Data in this exercise =>

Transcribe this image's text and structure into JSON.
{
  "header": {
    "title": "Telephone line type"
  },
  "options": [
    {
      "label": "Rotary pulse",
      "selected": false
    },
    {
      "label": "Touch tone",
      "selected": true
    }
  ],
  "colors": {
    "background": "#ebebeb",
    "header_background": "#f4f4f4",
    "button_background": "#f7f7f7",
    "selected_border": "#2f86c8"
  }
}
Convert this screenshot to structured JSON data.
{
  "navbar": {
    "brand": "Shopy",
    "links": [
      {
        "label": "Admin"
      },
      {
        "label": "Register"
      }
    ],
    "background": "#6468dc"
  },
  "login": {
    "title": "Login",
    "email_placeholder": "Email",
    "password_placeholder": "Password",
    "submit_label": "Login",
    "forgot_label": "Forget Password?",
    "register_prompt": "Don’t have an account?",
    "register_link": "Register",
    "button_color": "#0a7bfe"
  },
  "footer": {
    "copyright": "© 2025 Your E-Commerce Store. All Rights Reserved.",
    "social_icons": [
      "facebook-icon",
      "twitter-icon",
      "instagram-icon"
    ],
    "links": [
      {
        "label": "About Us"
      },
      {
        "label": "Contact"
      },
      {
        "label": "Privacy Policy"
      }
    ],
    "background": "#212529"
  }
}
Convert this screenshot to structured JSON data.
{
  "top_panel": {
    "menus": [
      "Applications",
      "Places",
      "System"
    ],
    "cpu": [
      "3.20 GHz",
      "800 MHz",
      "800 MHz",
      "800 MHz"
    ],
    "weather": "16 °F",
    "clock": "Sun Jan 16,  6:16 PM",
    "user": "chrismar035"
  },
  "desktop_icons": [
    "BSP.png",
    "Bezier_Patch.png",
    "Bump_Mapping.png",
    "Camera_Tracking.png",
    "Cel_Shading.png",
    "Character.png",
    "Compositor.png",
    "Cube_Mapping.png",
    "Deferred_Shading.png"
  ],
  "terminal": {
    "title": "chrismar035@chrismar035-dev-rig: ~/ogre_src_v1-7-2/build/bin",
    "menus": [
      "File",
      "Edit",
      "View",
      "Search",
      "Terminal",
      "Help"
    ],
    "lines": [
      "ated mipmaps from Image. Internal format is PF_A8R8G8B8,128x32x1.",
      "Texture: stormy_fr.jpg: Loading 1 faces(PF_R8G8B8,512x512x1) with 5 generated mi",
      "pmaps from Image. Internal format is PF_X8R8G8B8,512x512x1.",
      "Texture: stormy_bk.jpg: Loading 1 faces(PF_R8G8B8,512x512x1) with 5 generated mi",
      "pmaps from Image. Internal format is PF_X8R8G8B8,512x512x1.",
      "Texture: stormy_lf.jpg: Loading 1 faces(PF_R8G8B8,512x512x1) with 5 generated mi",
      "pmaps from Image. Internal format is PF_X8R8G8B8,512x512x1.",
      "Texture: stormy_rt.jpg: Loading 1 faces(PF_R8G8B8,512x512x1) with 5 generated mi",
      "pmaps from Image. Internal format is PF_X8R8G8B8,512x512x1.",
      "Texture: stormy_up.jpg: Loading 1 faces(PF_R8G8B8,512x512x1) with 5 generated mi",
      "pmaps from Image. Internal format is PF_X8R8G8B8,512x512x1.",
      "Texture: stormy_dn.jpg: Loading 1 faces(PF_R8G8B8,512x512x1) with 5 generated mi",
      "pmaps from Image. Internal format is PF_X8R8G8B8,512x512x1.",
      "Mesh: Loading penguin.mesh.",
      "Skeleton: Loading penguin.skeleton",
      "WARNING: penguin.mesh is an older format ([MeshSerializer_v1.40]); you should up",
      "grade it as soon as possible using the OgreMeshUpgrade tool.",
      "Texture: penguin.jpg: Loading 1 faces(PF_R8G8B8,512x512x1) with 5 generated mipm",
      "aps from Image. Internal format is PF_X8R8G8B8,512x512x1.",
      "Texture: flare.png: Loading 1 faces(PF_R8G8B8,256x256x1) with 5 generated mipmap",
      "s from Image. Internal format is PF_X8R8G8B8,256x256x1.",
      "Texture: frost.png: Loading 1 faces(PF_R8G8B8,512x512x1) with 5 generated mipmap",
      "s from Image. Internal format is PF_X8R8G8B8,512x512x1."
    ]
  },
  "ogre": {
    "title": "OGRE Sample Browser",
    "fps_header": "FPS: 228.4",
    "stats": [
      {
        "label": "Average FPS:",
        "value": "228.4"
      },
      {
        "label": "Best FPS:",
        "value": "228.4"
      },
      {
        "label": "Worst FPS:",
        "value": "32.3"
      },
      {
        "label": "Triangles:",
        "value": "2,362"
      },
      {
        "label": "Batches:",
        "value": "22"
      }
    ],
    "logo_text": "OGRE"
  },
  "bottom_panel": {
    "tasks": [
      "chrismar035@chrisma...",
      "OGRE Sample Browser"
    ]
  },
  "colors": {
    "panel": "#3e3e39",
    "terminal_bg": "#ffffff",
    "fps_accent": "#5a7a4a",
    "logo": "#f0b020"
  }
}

The exercise => Reproduce all the records precisely.

Response to this task =>
Transcribe this image's text and structure into JSON.
{
  "header": {
    "title": "Telephone line type"
  },
  "options": [
    {
      "label": "Rotary pulse",
      "selected": false
    },
    {
      "label": "Touch tone",
      "selected": true
    }
  ],
  "colors": {
    "background": "#ebebeb",
    "header_background": "#f4f4f4",
    "button_background": "#f7f7f7",
    "selected_border": "#2f86c8"
  }
}
Convert this screenshot to structured JSON data.
{
  "navbar": {
    "brand": "Shopy",
    "links": [
      {
        "label": "Admin"
      },
      {
        "label": "Register"
      }
    ],
    "background": "#6468dc"
  },
  "login": {
    "title": "Login",
    "email_placeholder": "Email",
    "password_placeholder": "Password",
    "submit_label": "Login",
    "forgot_label": "Forget Password?",
    "register_prompt": "Don’t have an account?",
    "register_link": "Register",
    "button_color": "#0a7bfe"
  },
  "footer": {
    "copyright": "© 2025 Your E-Commerce Store. All Rights Reserved.",
    "social_icons": [
      "facebook-icon",
      "twitter-icon",
      "instagram-icon"
    ],
    "links": [
      {
        "label": "About Us"
      },
      {
        "label": "Contact"
      },
      {
        "label": "Privacy Policy"
      }
    ],
    "background": "#212529"
  }
}
Convert this screenshot to structured JSON data.
{
  "top_panel": {
    "menus": [
      "Applications",
      "Places",
      "System"
    ],
    "cpu": [
      "3.20 GHz",
      "800 MHz",
      "800 MHz",
      "800 MHz"
    ],
    "weather": "16 °F",
    "clock": "Sun Jan 16,  6:16 PM",
    "user": "chrismar035"
  },
  "desktop_icons": [
    "BSP.png",
    "Bezier_Patch.png",
    "Bump_Mapping.png",
    "Camera_Tracking.png",
    "Cel_Shading.png",
    "Character.png",
    "Compositor.png",
    "Cube_Mapping.png",
    "Deferred_Shading.png"
  ],
  "terminal": {
    "title": "chrismar035@chrismar035-dev-rig: ~/ogre_src_v1-7-2/build/bin",
    "menus": [
      "File",
      "Edit",
      "View",
      "Search",
      "Terminal",
      "Help"
    ],
    "lines": [
      "ated mipmaps from Image. Internal format is PF_A8R8G8B8,128x32x1.",
      "Texture: stormy_fr.jpg: Loading 1 faces(PF_R8G8B8,512x512x1) with 5 generated mi",
      "pmaps from Image. Internal format is PF_X8R8G8B8,512x512x1.",
      "Texture: stormy_bk.jpg: Loading 1 faces(PF_R8G8B8,512x512x1) with 5 generated mi",
      "pmaps from Image. Internal format is PF_X8R8G8B8,512x512x1.",
      "Texture: stormy_lf.jpg: Loading 1 faces(PF_R8G8B8,512x512x1) with 5 generated mi",
      "pmaps from Image. Internal format is PF_X8R8G8B8,512x512x1.",
      "Texture: stormy_rt.jpg: Loading 1 faces(PF_R8G8B8,512x512x1) with 5 generated mi",
      "pmaps from Image. Internal format is PF_X8R8G8B8,512x512x1.",
      "Texture: stormy_up.jpg: Loading 1 faces(PF_R8G8B8,512x512x1) with 5 generated mi",
      "pmaps from Image. Internal format is PF_X8R8G8B8,512x512x1.",
      "Texture: stormy_dn.jpg: Loading 1 faces(PF_R8G8B8,512x512x1) with 5 generated mi",
      "pmaps from Image. Internal format is PF_X8R8G8B8,512x512x1.",
      "Mesh: Loading penguin.mesh.",
      "Skeleton: Loading penguin.skeleton",
      "WARNING: penguin.mesh is an older format ([MeshSerializer_v1.40]); you should up",
      "grade it as soon as possible using the OgreMeshUpgrade tool.",
      "Texture: penguin.jpg: Loading 1 faces(PF_R8G8B8,512x512x1) with 5 generated mipm",
      "aps from Image. Internal format is PF_X8R8G8B8,512x512x1.",
      "Texture: flare.png: Loading 1 faces(PF_R8G8B8,256x256x1) with 5 generated mipmap",
      "s from Image. Internal format is PF_X8R8G8B8,256x256x1.",
      "Texture: frost.png: Loading 1 faces(PF_R8G8B8,512x512x1) with 5 generated mipmap",
      "s from Image. Internal format is PF_X8R8G8B8,512x512x1."
    ]
  },
  "ogre": {
    "title": "OGRE Sample Browser",
    "fps_header": "FPS: 228.4",
    "stats": [
      {
        "label": "Average FPS:",
        "value": "228.4"
      },
      {
        "label": "Best FPS:",
        "value": "228.4"
      },
      {
        "label": "Worst FPS:",
        "value": "32.3"
      },
      {
        "label": "Triangles:",
        "value": "2,362"
      },
      {
        "label": "Batches:",
        "value": "22"
      }
    ],
    "logo_text": "OGRE"
  },
  "bottom_panel": {
    "tasks": [
      "chrismar035@chrisma...",
      "OGRE Sample Browser"
    ]
  },
  "colors": {
    "panel": "#3e3e39",
    "terminal_bg": "#ffffff",
    "fps_accent": "#5a7a4a",
    "logo": "#f0b020"
  }
}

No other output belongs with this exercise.